WRITTEN REQUEST |
Copy each entry as it stands, leaving nothing out.

MATERIAL PROVIDED |

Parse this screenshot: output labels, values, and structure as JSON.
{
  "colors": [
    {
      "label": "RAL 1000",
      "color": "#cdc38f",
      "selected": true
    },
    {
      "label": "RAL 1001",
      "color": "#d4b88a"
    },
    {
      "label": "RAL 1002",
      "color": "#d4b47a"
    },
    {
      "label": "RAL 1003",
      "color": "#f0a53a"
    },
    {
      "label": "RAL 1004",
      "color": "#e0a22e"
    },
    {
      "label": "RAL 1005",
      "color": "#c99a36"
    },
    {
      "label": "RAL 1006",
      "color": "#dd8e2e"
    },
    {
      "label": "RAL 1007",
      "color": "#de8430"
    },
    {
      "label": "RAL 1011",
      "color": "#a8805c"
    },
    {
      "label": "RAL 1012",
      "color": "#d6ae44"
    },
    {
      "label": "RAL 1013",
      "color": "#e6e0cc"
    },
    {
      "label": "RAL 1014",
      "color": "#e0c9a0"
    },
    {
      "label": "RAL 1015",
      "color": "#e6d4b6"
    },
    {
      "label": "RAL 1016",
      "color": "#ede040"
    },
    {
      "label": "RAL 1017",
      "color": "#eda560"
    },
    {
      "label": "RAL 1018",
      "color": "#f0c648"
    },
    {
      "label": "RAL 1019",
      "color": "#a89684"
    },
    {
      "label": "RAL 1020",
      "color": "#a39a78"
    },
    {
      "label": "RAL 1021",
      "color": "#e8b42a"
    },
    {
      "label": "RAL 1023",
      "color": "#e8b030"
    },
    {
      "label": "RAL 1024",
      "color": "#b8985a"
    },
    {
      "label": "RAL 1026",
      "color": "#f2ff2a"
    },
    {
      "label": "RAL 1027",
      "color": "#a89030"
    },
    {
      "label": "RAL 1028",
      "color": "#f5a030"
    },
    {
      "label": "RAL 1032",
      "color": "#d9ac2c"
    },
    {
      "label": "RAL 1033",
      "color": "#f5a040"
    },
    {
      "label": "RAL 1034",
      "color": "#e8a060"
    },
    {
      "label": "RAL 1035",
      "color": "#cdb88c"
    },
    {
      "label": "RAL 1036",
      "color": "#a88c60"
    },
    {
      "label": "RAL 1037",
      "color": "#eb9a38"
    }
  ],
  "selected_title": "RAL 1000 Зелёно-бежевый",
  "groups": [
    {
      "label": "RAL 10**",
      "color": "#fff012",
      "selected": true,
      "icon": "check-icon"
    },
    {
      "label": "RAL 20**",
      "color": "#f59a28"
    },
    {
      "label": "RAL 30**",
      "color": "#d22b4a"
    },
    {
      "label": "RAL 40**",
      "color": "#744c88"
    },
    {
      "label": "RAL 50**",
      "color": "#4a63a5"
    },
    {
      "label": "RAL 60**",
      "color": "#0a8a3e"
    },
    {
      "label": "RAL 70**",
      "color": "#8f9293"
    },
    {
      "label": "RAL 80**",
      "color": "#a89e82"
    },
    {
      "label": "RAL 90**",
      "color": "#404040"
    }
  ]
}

PROBLEM SOLUTION |
Parse this screenshot: output labels, values, and structure as JSON.
{
  "colors": [
    {
      "label": "RAL 1000",
      "color": "#cdc38f",
      "selected": true
    },
    {
      "label": "RAL 1001",
      "color": "#d4b88a"
    },
    {
      "label": "RAL 1002",
      "color": "#d4b47a"
    },
    {
      "label": "RAL 1003",
      "color": "#f0a53a"
    },
    {
      "label": "RAL 1004",
      "color": "#e0a22e"
    },
    {
      "label": "RAL 1005",
      "color": "#c99a36"
    },
    {
      "label": "RAL 1006",
      "color": "#dd8e2e"
    },
    {
      "label": "RAL 1007",
      "color": "#de8430"
    },
    {
      "label": "RAL 1011",
      "color": "#a8805c"
    },
    {
      "label": "RAL 1012",
      "color": "#d6ae44"
    },
    {
      "label": "RAL 1013",
      "color": "#e6e0cc"
    },
    {
      "label": "RAL 1014",
      "color": "#e0c9a0"
    },
    {
      "label": "RAL 1015",
      "color": "#e6d4b6"
    },
    {
      "label": "RAL 1016",
      "color": "#ede040"
    },
    {
      "label": "RAL 1017",
      "color": "#eda560"
    },
    {
      "label": "RAL 1018",
      "color": "#f0c648"
    },
    {
      "label": "RAL 1019",
      "color": "#a89684"
    },
    {
      "label": "RAL 1020",
      "color": "#a39a78"
    },
    {
      "label": "RAL 1021",
      "color": "#e8b42a"
    },
    {
      "label": "RAL 1023",
      "color": "#e8b030"
    },
    {
      "label": "RAL 1024",
      "color": "#b8985a"
    },
    {
      "label": "RAL 1026",
      "color": "#f2ff2a"
    },
    {
      "label": "RAL 1027",
      "color": "#a89030"
    },
    {
      "label": "RAL 1028",
      "color": "#f5a030"
    },
    {
      "label": "RAL 1032",
      "color": "#d9ac2c"
    },
    {
      "label": "RAL 1033",
      "color": "#f5a040"
    },
    {
      "label": "RAL 1034",
      "color": "#e8a060"
    },
    {
      "label": "RAL 1035",
      "color": "#cdb88c"
    },
    {
      "label": "RAL 1036",
      "color": "#a88c60"
    },
    {
      "label": "RAL 1037",
      "color": "#eb9a38"
    }
  ],
  "selected_title": "RAL 1000 Зелёно-бежевый",
  "groups": [
    {
      "label": "RAL 10**",
      "color": "#fff012",
      "selected": true,
      "icon": "check-icon"
    },
    {
      "label": "RAL 20**",
      "color": "#f59a28"
    },
    {
      "label": "RAL 30**",
      "color": "#d22b4a"
    },
    {
      "label": "RAL 40**",
      "color": "#744c88"
    },
    {
      "label": "RAL 50**",
      "color": "#4a63a5"
    },
    {
      "label": "RAL 60**",
      "color": "#0a8a3e"
    },
    {
      "label": "RAL 70**",
      "color": "#8f9293"
    },
    {
      "label": "RAL 80**",
      "color": "#a89e82"
    },
    {
      "label": "RAL 90**",
      "color": "#404040"
    }
  ]
}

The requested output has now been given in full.